• [Some records]:
-----

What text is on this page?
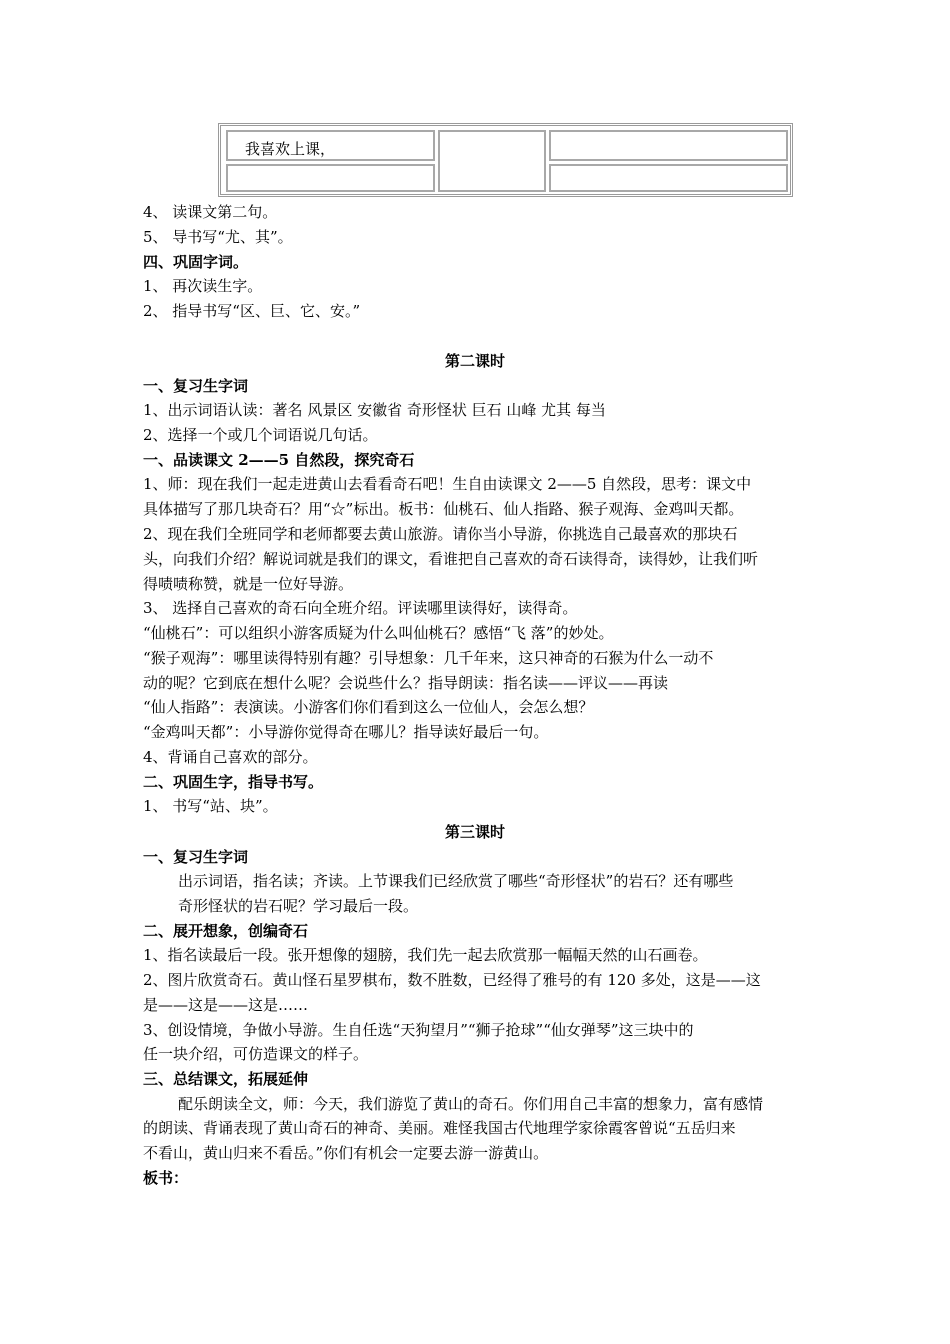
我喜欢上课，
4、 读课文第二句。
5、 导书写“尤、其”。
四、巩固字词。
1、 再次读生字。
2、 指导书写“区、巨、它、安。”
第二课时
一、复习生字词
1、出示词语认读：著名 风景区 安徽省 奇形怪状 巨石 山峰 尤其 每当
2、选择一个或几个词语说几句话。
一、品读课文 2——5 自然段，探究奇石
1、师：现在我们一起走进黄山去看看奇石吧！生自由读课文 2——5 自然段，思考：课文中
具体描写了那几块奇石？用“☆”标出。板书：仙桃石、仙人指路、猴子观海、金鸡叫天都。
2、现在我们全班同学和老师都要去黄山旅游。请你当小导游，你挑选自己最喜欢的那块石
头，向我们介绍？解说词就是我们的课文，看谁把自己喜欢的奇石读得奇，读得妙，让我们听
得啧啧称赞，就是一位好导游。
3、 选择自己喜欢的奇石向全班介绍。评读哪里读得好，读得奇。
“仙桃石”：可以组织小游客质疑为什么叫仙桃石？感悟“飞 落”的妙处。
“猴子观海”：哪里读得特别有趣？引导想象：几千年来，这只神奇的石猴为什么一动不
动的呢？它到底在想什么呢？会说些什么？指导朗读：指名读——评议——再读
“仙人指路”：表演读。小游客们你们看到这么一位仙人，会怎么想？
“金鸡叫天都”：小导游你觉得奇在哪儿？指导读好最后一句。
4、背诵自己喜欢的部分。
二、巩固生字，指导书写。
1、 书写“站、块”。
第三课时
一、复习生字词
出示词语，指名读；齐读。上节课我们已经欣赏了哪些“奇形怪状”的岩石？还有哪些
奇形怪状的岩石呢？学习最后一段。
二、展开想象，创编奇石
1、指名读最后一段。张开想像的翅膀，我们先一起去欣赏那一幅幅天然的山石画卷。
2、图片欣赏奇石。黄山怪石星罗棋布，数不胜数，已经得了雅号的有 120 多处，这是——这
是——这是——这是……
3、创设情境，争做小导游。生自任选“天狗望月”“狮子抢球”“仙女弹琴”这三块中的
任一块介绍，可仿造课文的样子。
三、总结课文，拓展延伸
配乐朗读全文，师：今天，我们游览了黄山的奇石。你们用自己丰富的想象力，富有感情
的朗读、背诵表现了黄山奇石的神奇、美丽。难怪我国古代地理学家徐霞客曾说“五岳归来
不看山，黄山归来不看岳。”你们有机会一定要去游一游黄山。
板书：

-----

• [WHAT THE TASK REQUIRES]: Find the lines containing "金鸡叫天都" and pull them out.

• [RIGHT ANSWER]:
具体描写了那几块奇石？用“☆”标出。板书：仙桃石、仙人指路、猴子观海、金鸡叫天都。
“金鸡叫天都”：小导游你觉得奇在哪儿？指导读好最后一句。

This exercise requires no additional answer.